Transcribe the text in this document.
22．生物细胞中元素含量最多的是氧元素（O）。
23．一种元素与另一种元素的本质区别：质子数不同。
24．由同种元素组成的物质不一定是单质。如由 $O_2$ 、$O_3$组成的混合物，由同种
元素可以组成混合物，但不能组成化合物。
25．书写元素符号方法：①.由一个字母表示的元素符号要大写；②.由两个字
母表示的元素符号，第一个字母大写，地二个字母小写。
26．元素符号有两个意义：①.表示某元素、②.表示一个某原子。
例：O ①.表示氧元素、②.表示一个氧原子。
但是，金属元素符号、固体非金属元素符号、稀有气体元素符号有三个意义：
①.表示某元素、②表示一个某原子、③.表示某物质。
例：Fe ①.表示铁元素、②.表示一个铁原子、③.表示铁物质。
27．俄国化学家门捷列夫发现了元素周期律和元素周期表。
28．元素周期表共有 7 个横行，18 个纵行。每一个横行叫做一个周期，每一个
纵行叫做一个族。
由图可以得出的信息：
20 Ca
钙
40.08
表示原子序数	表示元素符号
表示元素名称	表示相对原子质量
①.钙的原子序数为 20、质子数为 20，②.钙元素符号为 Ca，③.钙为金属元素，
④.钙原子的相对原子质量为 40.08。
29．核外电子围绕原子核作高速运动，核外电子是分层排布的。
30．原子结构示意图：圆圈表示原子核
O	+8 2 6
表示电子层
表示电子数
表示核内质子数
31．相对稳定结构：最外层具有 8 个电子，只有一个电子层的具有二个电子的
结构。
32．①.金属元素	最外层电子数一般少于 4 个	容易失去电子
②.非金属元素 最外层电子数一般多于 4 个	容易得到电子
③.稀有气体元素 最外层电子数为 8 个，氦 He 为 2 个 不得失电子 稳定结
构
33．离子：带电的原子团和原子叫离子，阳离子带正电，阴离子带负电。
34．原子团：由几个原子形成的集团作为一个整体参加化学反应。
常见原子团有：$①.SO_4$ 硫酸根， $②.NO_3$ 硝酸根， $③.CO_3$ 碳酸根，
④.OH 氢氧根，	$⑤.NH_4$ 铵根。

•••••

▸ What is required
Please quote the records above exactly, without skipping a line.

▸ Result
Transcribe the text in this document.
22．生物细胞中元素含量最多的是氧元素（O）。
23．一种元素与另一种元素的本质区别：质子数不同。
24．由同种元素组成的物质不一定是单质。如由 $O_2$ 、$O_3$组成的混合物，由同种
元素可以组成混合物，但不能组成化合物。
25．书写元素符号方法：①.由一个字母表示的元素符号要大写；②.由两个字
母表示的元素符号，第一个字母大写，地二个字母小写。
26．元素符号有两个意义：①.表示某元素、②.表示一个某原子。
例：O ①.表示氧元素、②.表示一个氧原子。
但是，金属元素符号、固体非金属元素符号、稀有气体元素符号有三个意义：
①.表示某元素、②表示一个某原子、③.表示某物质。
例：Fe ①.表示铁元素、②.表示一个铁原子、③.表示铁物质。
27．俄国化学家门捷列夫发现了元素周期律和元素周期表。
28．元素周期表共有 7 个横行，18 个纵行。每一个横行叫做一个周期，每一个
纵行叫做一个族。
由图可以得出的信息：
20 Ca
钙
40.08
表示原子序数	表示元素符号
表示元素名称	表示相对原子质量
①.钙的原子序数为 20、质子数为 20，②.钙元素符号为 Ca，③.钙为金属元素，
④.钙原子的相对原子质量为 40.08。
29．核外电子围绕原子核作高速运动，核外电子是分层排布的。
30．原子结构示意图：圆圈表示原子核
O	+8 2 6
表示电子层
表示电子数
表示核内质子数
31．相对稳定结构：最外层具有 8 个电子，只有一个电子层的具有二个电子的
结构。
32．①.金属元素	最外层电子数一般少于 4 个	容易失去电子
②.非金属元素 最外层电子数一般多于 4 个	容易得到电子
③.稀有气体元素 最外层电子数为 8 个，氦 He 为 2 个 不得失电子 稳定结
构
33．离子：带电的原子团和原子叫离子，阳离子带正电，阴离子带负电。
34．原子团：由几个原子形成的集团作为一个整体参加化学反应。
常见原子团有：$①.SO_4$ 硫酸根， $②.NO_3$ 硝酸根， $③.CO_3$ 碳酸根，
④.OH 氢氧根，	$⑤.NH_4$ 铵根。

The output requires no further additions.